• **Given request**: Of the lines in these entries, how many contain the string "sidste"? Give the number and nothing else.

Stored items from a collection:
====================

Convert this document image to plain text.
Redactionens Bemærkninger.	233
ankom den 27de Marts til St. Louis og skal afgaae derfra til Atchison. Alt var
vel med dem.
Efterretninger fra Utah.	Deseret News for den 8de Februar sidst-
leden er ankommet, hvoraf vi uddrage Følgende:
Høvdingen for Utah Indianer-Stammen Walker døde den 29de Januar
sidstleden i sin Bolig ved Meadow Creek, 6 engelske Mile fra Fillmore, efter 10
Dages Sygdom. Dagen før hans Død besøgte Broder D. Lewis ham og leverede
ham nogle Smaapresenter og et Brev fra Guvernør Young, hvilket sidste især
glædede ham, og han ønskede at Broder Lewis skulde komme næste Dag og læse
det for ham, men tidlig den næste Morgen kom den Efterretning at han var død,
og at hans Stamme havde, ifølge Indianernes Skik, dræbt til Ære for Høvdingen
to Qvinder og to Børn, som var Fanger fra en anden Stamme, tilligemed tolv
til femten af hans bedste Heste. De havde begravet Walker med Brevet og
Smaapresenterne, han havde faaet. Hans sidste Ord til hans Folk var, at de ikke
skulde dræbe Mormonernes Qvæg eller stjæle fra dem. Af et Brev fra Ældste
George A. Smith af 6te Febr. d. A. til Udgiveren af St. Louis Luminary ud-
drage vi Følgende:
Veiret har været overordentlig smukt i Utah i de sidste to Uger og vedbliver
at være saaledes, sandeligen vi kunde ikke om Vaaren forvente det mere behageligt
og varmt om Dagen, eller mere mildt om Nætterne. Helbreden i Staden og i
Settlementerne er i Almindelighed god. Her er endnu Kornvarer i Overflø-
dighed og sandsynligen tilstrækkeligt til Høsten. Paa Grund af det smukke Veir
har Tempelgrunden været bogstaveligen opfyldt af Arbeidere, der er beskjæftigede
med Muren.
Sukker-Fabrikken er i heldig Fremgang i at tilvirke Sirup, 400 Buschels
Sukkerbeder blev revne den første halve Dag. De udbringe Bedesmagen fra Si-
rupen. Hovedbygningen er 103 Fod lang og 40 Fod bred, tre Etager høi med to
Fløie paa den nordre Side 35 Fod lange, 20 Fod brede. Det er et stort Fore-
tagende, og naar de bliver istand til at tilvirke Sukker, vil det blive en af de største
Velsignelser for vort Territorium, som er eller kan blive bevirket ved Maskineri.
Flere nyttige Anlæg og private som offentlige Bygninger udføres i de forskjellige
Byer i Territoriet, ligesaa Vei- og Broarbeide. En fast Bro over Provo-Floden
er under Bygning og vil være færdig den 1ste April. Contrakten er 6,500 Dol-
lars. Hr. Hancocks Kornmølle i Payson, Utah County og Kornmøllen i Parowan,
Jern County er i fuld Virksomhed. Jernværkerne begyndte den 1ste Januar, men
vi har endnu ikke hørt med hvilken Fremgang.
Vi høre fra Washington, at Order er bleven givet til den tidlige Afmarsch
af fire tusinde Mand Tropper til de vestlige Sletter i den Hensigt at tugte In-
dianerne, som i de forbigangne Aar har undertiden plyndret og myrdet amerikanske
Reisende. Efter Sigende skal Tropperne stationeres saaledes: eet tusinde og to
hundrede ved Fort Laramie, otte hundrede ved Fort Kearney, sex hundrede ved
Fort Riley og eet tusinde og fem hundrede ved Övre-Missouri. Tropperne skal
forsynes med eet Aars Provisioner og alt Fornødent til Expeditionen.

====================

• **Completed exercise**: 3